→ EXCERPTED DATA
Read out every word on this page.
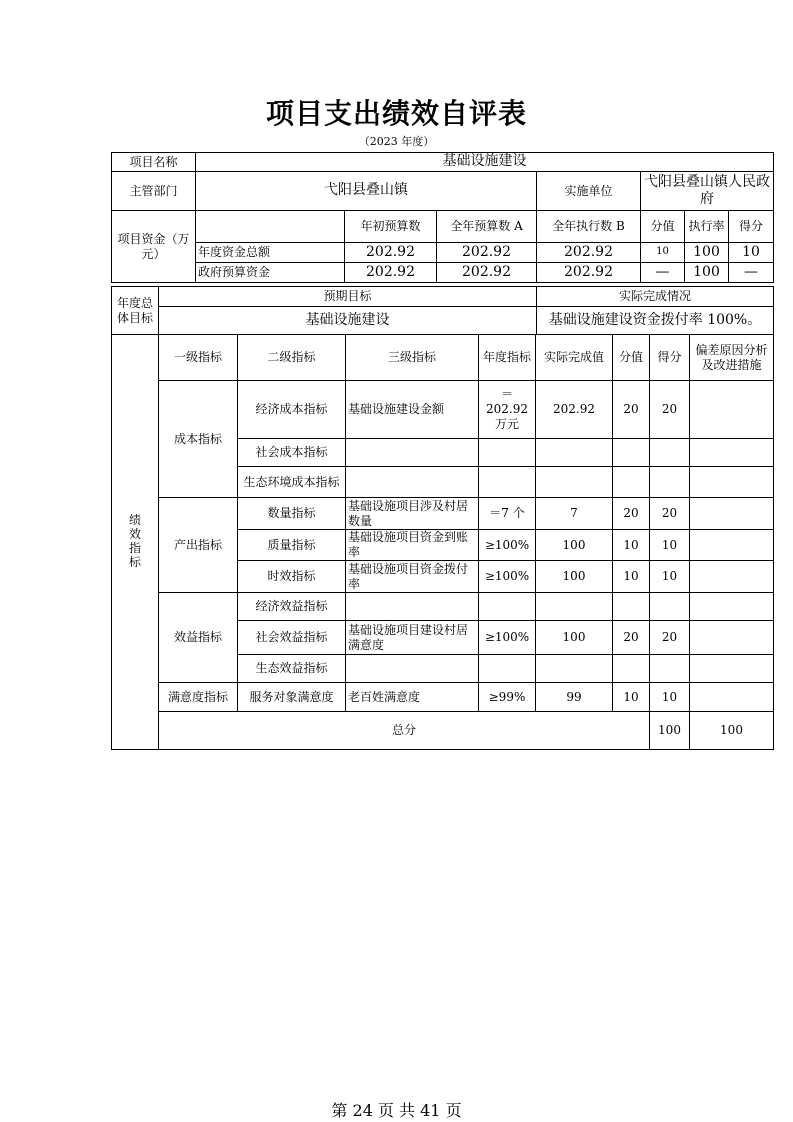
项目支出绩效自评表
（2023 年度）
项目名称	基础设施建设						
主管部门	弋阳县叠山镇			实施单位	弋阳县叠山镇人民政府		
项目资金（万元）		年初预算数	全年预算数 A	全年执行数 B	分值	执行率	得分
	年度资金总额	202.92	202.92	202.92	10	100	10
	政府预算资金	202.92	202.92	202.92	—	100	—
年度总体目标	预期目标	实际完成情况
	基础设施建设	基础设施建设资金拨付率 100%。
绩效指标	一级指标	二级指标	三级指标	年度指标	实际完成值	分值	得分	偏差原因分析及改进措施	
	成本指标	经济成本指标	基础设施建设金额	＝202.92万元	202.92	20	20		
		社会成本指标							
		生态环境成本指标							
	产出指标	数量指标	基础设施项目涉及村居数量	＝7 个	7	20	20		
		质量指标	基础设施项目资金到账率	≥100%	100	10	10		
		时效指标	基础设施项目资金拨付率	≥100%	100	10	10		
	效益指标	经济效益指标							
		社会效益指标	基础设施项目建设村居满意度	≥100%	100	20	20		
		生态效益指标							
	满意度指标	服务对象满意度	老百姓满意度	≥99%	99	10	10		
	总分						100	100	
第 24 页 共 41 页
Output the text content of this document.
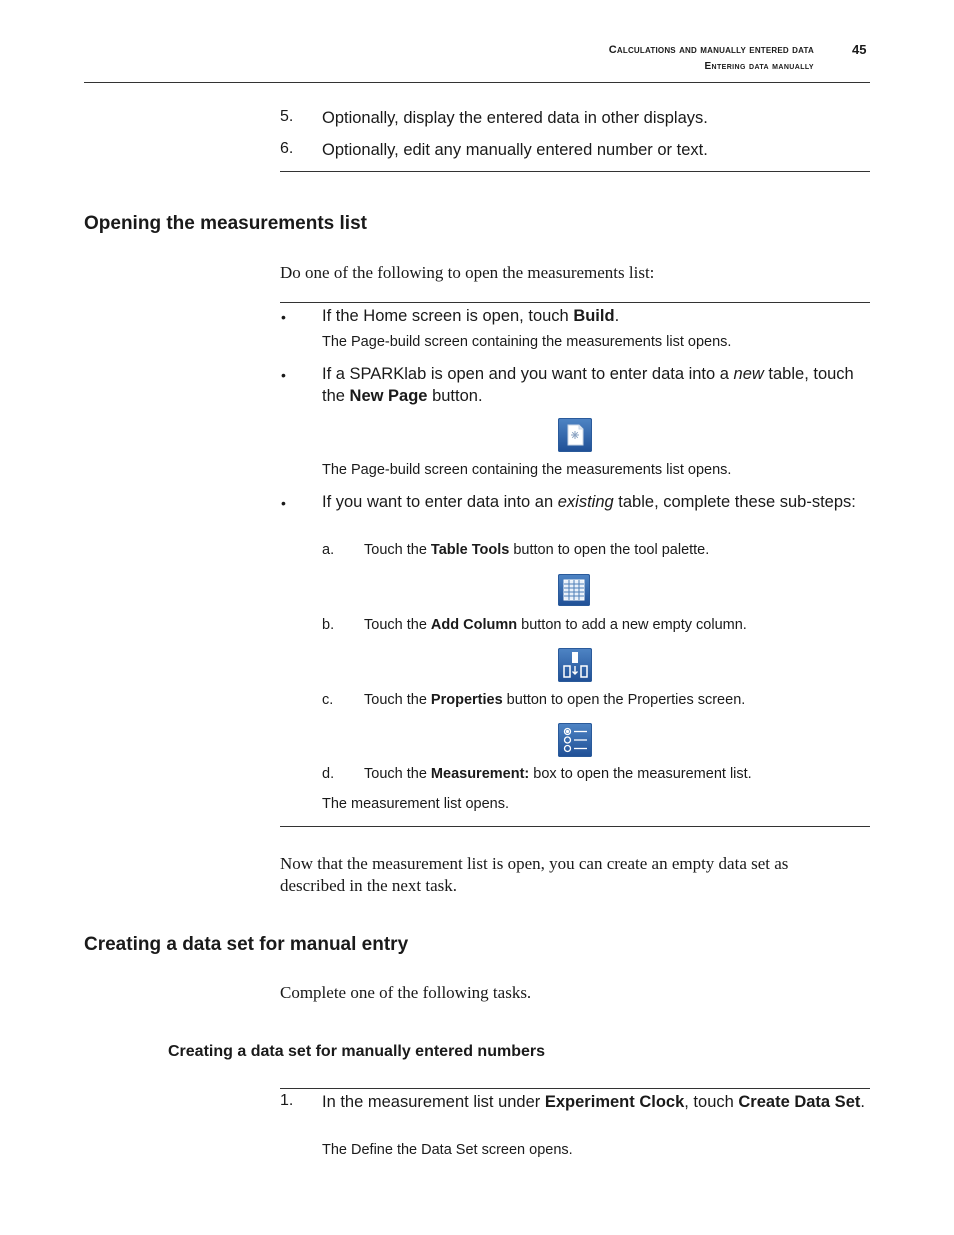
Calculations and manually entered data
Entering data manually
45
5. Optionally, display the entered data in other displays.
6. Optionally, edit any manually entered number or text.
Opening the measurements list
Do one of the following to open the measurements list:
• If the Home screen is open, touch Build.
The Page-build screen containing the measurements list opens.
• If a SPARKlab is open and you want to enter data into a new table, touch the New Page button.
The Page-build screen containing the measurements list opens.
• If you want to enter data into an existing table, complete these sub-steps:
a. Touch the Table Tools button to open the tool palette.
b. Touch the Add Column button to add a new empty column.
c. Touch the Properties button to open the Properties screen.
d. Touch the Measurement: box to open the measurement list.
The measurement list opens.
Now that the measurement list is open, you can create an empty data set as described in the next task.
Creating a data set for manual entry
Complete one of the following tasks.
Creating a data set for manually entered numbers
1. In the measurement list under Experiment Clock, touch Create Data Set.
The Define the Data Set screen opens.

→ PROBLEM TO SOLVE
Leave the images out, please, and restate each line word for word.

→ WRITTEN SOLUTION
Read out every word on this page.
项目支出绩效自评表
（2023 年度）
项目名称	基础设施建设						
主管部门	弋阳县叠山镇			实施单位	弋阳县叠山镇人民政府		
项目资金（万元）		年初预算数	全年预算数 A	全年执行数 B	分值	执行率	得分
	年度资金总额	202.92	202.92	202.92	10	100	10
	政府预算资金	202.92	202.92	202.92	—	100	—
年度总体目标	预期目标	实际完成情况
	基础设施建设	基础设施建设资金拨付率 100%。
绩效指标	一级指标	二级指标	三级指标	年度指标	实际完成值	分值	得分	偏差原因分析及改进措施	
	成本指标	经济成本指标	基础设施建设金额	＝202.92万元	202.92	20	20		
		社会成本指标							
		生态环境成本指标							
	产出指标	数量指标	基础设施项目涉及村居数量	＝7 个	7	20	20		
		质量指标	基础设施项目资金到账率	≥100%	100	10	10		
		时效指标	基础设施项目资金拨付率	≥100%	100	10	10		
	效益指标	经济效益指标							
		社会效益指标	基础设施项目建设村居满意度	≥100%	100	20	20		
		生态效益指标							
	满意度指标	服务对象满意度	老百姓满意度	≥99%	99	10	10		
	总分						100	100	
第 24 页 共 41 页
Output the text content of this document.
Calculations and manually entered data
Entering data manually
45
5. Optionally, display the entered data in other displays.
6. Optionally, edit any manually entered number or text.
Opening the measurements list
Do one of the following to open the measurements list:
• If the Home screen is open, touch Build.
The Page-build screen containing the measurements list opens.
• If a SPARKlab is open and you want to enter data into a new table, touch the New Page button.
The Page-build screen containing the measurements list opens.
• If you want to enter data into an existing table, complete these sub-steps:
a. Touch the Table Tools button to open the tool palette.
b. Touch the Add Column button to add a new empty column.
c. Touch the Properties button to open the Properties screen.
d. Touch the Measurement: box to open the measurement list.
The measurement list opens.
Now that the measurement list is open, you can create an empty data set as described in the next task.
Creating a data set for manual entry
Complete one of the following tasks.
Creating a data set for manually entered numbers
1. In the measurement list under Experiment Clock, touch Create Data Set.
The Define the Data Set screen opens.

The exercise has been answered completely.